▸ **文本段落**
☆ ☆ ☆ ☆ ☆

My little sister had a beautiful necklace made of colorful beads. Two successive beads in the necklace shared a common color at their meeting point. The figure below shows a segment of the necklace:
But, alas! One day, the necklace was torn and the beads were all scattered over the floor. My sister did her best to recolle ct all the beads from the floor, but she is not sure whether she was able to collect all of them. Now, she has come to me for help. She wants to know whether it is possible to make a necklace using all the beads she has in the same way her original necklace was made and if so in which order the bids must be put.
Please help me write a program to solve the problem.
Input
The input contains T test cases. The first line of the input contains the integer T.
The first line of each test case contains an integer N (5 ≤ N ≤ 1000) giving the number of beads my sister was able to collect. Each of the next N lines contains two integers describing the colors of a bead. Colors are represented by integers ranging from 1 to 50.

☆ ☆ ☆ ☆ ☆

[文档版面检测数据]
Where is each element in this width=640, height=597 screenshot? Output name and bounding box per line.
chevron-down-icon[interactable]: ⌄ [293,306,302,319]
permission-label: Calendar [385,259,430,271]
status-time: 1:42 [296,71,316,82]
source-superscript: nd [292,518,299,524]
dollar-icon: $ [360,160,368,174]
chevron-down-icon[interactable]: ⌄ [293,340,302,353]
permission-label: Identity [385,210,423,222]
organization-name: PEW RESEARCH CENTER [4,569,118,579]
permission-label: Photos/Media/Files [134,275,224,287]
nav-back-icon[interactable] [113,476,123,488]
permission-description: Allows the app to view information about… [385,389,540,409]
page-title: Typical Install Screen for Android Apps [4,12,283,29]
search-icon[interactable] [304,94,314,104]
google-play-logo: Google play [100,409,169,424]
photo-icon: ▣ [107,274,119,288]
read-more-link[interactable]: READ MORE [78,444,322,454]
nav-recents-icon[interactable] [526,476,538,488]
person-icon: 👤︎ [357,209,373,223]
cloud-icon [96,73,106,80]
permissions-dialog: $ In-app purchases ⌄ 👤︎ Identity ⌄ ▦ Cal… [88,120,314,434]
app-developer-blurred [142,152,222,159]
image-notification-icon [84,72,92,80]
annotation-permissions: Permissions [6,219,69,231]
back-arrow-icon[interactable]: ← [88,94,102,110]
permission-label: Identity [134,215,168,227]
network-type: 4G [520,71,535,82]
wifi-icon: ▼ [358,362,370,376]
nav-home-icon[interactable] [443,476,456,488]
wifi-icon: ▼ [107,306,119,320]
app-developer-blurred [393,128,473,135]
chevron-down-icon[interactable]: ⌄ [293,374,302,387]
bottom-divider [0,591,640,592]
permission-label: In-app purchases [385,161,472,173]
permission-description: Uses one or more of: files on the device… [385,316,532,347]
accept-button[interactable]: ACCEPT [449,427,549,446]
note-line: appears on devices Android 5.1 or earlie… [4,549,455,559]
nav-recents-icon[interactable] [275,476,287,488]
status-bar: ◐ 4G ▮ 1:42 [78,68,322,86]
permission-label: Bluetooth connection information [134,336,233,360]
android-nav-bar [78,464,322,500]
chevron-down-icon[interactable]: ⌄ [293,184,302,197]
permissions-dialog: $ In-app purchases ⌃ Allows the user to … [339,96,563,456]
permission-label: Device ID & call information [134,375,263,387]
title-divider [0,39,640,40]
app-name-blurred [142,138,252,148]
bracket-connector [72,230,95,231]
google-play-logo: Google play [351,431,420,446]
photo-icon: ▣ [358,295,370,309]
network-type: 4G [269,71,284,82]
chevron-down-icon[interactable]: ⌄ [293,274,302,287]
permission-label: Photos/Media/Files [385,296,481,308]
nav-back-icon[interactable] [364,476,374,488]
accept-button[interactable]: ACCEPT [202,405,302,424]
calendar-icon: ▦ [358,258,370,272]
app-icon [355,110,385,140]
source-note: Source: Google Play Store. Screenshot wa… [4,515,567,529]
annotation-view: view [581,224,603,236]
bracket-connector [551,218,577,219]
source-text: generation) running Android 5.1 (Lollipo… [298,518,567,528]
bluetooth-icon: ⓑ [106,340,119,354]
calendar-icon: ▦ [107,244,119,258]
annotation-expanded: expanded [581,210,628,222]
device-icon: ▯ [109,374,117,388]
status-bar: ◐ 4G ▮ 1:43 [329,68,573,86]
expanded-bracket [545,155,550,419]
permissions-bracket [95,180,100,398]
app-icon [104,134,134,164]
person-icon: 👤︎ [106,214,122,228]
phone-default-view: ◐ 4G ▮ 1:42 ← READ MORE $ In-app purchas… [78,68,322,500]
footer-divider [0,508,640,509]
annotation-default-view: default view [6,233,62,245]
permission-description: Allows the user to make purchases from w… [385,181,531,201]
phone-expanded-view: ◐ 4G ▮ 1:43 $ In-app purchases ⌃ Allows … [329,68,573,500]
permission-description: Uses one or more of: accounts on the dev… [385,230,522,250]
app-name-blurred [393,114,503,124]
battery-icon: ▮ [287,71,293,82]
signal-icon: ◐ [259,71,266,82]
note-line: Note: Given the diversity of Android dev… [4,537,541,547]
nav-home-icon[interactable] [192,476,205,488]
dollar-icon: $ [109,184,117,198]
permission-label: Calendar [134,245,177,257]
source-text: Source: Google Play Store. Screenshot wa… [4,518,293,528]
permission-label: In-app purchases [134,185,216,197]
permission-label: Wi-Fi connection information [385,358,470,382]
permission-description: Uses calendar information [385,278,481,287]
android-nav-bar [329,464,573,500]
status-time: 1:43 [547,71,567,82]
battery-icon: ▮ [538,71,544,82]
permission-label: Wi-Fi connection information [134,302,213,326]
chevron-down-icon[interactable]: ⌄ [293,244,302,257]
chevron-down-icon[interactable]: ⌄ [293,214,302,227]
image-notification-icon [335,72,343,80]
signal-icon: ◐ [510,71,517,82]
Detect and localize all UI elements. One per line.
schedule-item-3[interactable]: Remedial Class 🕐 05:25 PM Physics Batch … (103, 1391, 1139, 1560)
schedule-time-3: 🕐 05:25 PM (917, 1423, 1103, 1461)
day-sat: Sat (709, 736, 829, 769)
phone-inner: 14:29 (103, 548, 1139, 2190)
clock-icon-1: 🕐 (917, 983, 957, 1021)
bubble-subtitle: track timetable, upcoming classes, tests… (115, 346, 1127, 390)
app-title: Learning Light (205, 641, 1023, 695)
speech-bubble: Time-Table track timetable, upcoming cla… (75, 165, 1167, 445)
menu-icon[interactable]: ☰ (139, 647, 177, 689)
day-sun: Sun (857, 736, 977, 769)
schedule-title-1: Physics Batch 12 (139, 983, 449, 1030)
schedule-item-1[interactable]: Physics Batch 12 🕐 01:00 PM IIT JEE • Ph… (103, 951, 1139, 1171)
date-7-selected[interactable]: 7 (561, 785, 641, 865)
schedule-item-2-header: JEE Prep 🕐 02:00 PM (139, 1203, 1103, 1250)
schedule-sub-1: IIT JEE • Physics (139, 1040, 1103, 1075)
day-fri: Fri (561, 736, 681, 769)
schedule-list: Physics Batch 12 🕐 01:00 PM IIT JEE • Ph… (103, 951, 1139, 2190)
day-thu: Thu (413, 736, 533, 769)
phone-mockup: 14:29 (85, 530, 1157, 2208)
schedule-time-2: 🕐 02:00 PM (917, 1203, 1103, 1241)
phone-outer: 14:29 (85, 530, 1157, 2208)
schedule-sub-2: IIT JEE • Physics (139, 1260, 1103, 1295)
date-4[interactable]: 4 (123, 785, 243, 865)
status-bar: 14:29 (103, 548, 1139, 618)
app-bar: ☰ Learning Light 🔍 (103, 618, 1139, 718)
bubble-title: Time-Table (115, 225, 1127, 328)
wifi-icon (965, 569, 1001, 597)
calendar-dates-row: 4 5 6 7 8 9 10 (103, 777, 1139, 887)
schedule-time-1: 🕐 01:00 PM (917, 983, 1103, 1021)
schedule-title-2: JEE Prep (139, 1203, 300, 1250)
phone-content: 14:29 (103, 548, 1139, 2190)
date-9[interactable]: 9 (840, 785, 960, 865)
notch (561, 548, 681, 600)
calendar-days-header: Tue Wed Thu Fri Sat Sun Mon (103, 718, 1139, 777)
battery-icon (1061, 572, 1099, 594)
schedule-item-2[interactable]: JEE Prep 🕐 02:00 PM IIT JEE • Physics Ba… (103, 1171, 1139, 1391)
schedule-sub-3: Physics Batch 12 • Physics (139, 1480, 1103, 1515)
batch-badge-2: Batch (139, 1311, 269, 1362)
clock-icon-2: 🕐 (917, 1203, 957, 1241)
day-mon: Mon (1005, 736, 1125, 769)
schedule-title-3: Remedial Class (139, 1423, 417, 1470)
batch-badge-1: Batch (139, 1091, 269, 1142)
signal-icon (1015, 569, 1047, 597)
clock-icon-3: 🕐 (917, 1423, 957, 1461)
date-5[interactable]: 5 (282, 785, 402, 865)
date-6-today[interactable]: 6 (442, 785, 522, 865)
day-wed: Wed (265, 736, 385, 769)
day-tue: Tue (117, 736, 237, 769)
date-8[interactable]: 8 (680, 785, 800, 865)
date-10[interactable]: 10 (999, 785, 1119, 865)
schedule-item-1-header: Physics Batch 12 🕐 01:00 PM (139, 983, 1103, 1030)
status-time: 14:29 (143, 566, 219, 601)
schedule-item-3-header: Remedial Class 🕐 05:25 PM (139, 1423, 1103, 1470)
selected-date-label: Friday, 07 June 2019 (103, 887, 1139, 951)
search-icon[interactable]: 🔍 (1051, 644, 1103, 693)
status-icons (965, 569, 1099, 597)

☆ ☆ ☆ ☆ ☆

▸ **任务说明**
把上方项链题目中从“My little sister”到“solve the problem.”的文字一字不差地抄写下来。

▸ **答案部分**
My little sister had a beautiful necklace made of colorful beads. Two successive beads in the necklace shared a common color at their meeting point. The figure below shows a segment of the necklace:
But, alas! One day, the necklace was torn and the beads were all scattered over the floor. My sister did her best to recolle ct all the beads from the floor, but she is not sure whether she was able to collect all of them. Now, she has come to me for help. She wants to know whether it is possible to make a necklace using all the beads she has in the same way her original necklace was made and if so in which order the bids must be put.
Please help me write a program to solve the problem.